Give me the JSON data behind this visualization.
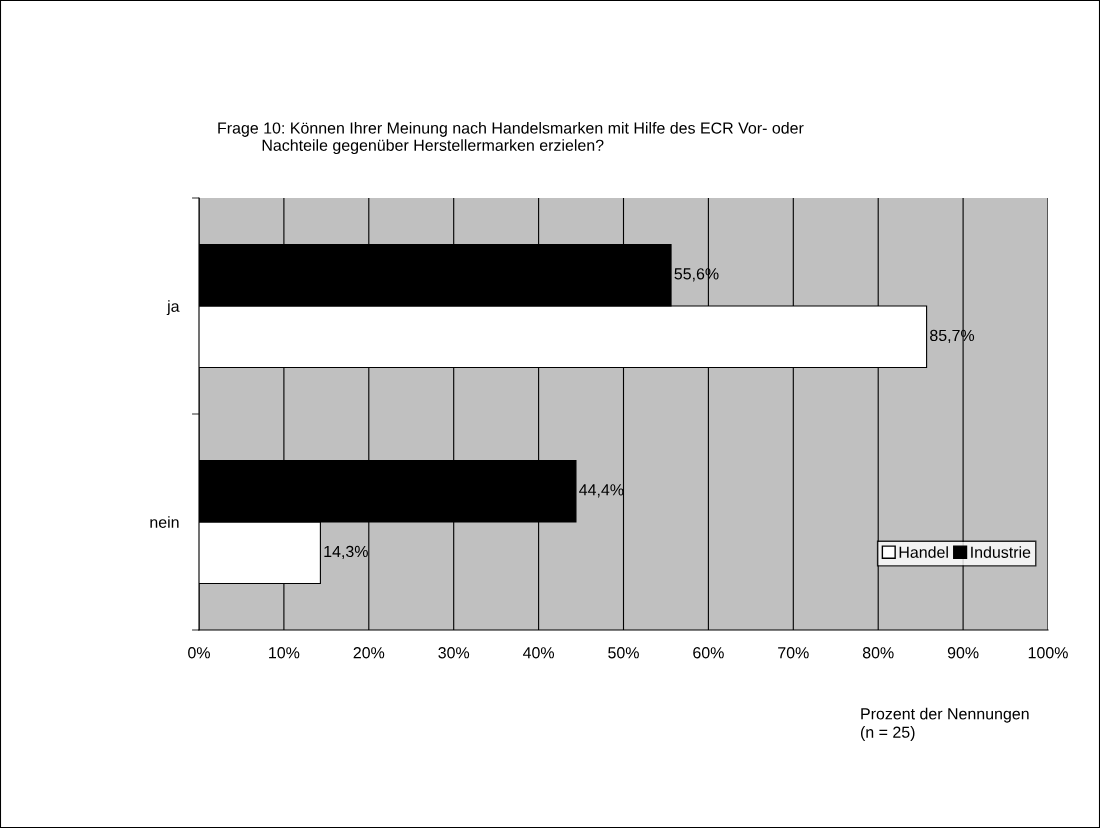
{
  "chart_data": {
    "type": "bar",
    "orientation": "horizontal",
    "title": "Frage 10: Können Ihrer Meinung nach Handelsmarken mit Hilfe des ECR Vor- oder\n          Nachteile gegenüber Herstellermarken erzielen?",
    "xlabel": "Prozent der Nennungen\n(n = 25)",
    "categories": [
      "ja",
      "nein"
    ],
    "series": [
      {
        "name": "Handel",
        "color": "#ffffff",
        "values": [
          85.7,
          14.3
        ],
        "value_labels": [
          "85,7%",
          "14,3%"
        ]
      },
      {
        "name": "Industrie",
        "color": "#000000",
        "values": [
          55.6,
          44.4
        ],
        "value_labels": [
          "55,6%",
          "44,4%"
        ]
      }
    ],
    "xlim": [
      0,
      100
    ],
    "xticks": [
      {
        "value": 0,
        "label": "0%"
      },
      {
        "value": 10,
        "label": "10%"
      },
      {
        "value": 20,
        "label": "20%"
      },
      {
        "value": 30,
        "label": "30%"
      },
      {
        "value": 40,
        "label": "40%"
      },
      {
        "value": 50,
        "label": "50%"
      },
      {
        "value": 60,
        "label": "60%"
      },
      {
        "value": 70,
        "label": "70%"
      },
      {
        "value": 80,
        "label": "80%"
      },
      {
        "value": 90,
        "label": "90%"
      },
      {
        "value": 100,
        "label": "100%"
      }
    ],
    "grid": "x",
    "legend": "bottom right"
  }
}
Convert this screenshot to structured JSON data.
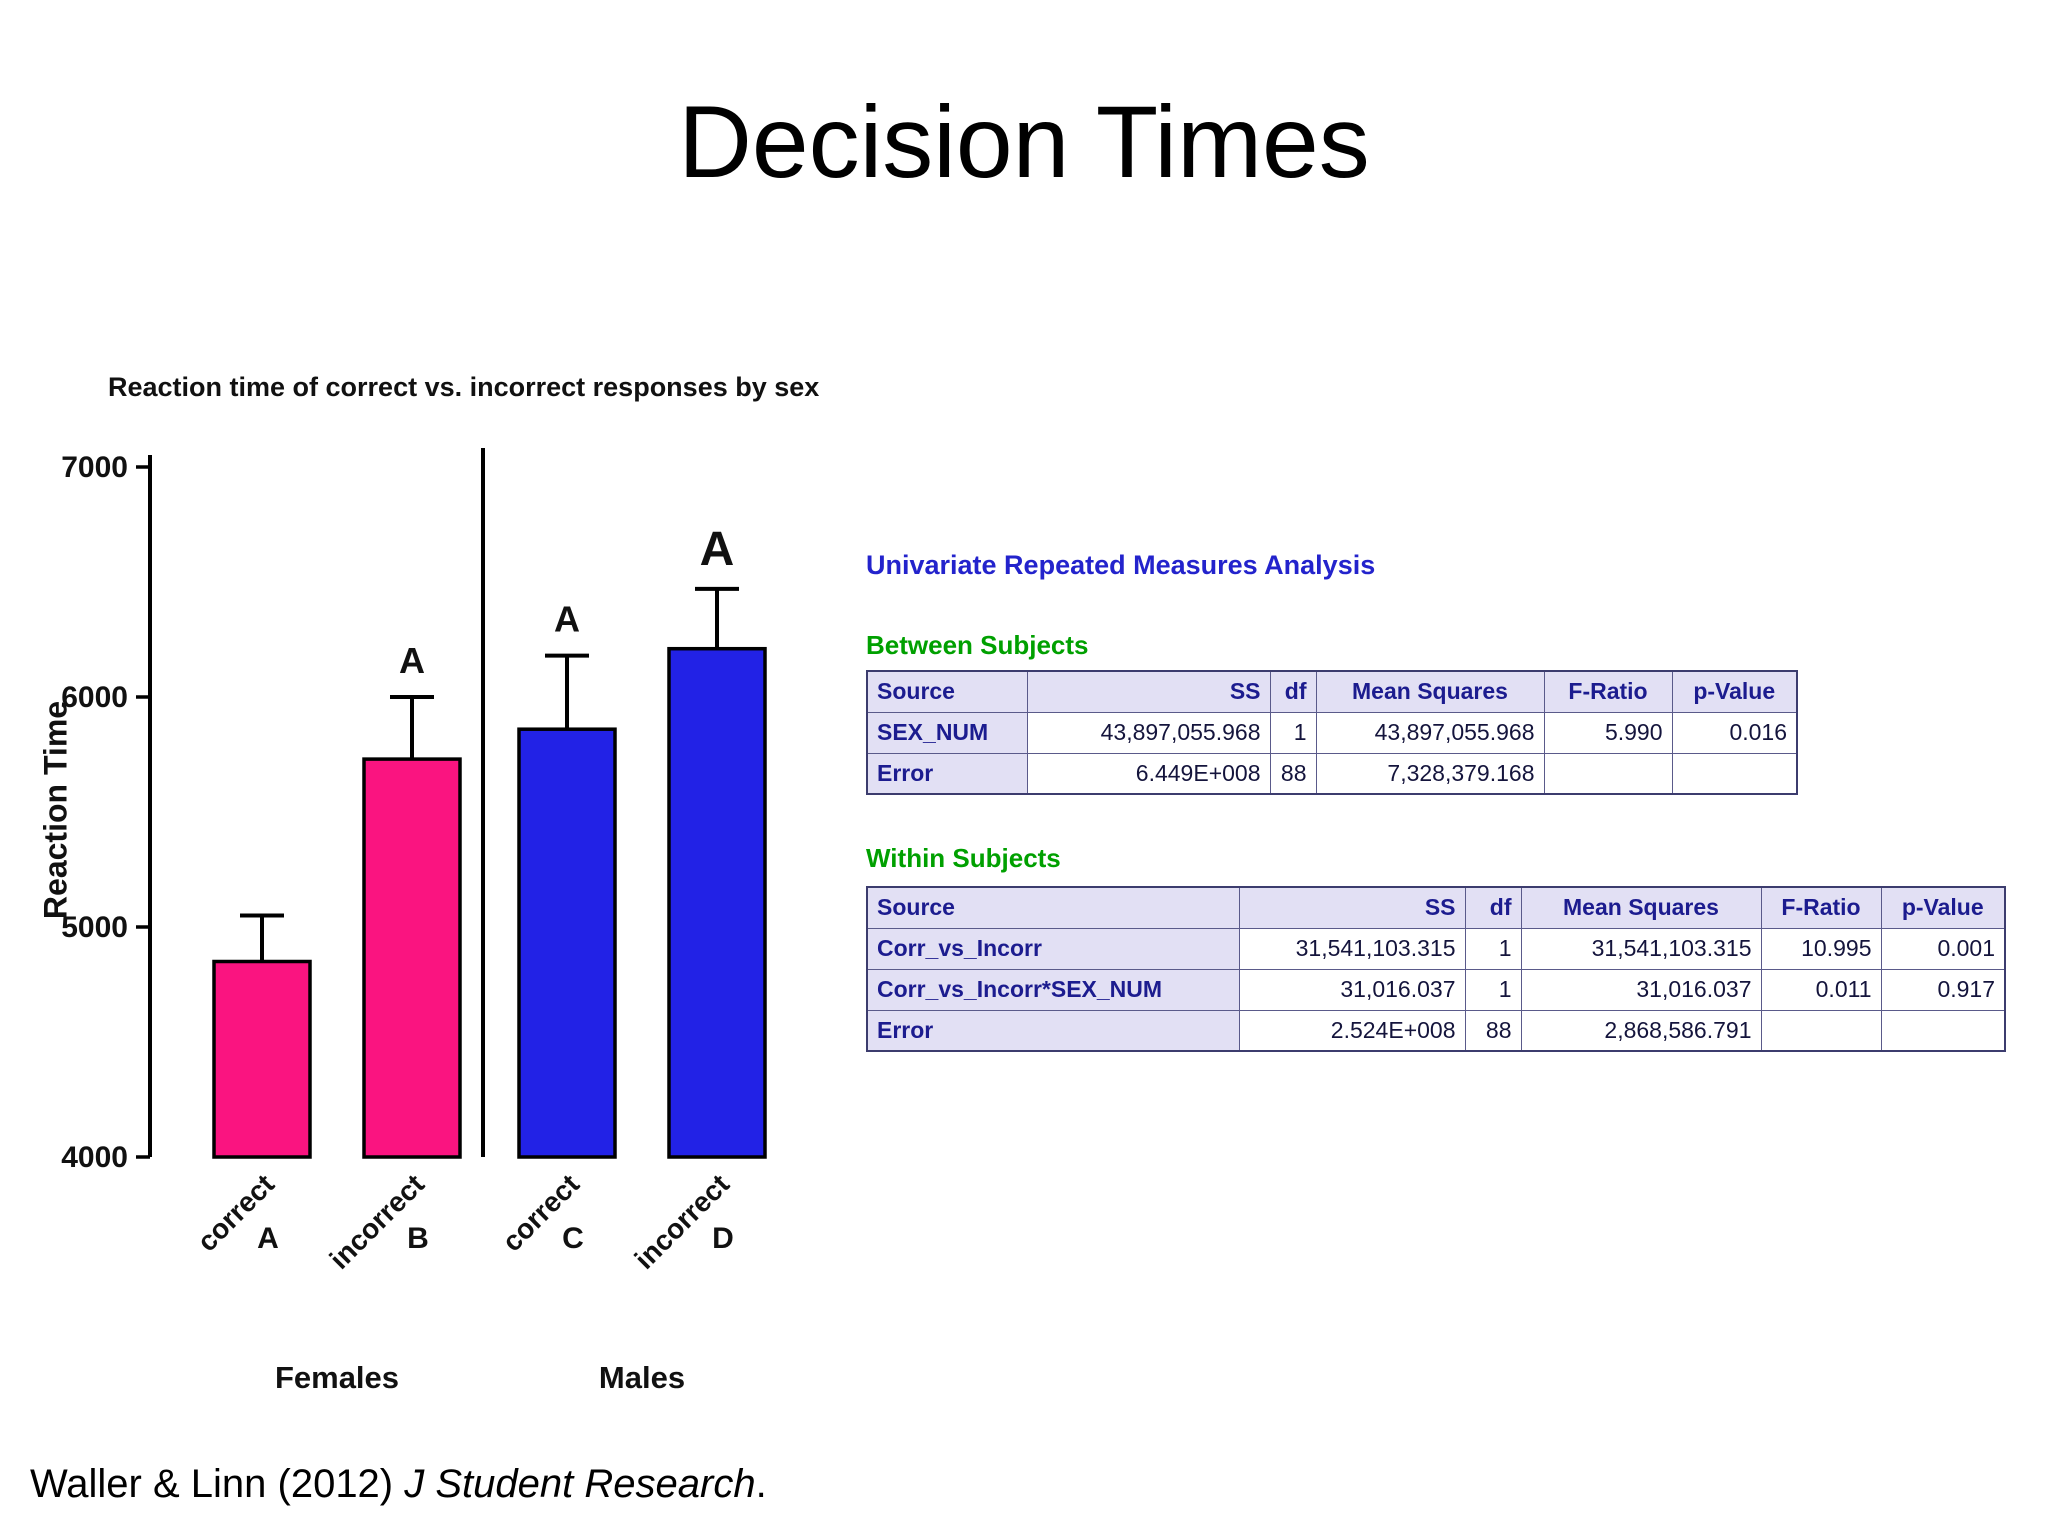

■ **Work required**:
Gather all lines where the word "this" appears.

■ **Written answer**:
Give me the JSON data behind this visualization.
Convert this screenshot to structured JSON data.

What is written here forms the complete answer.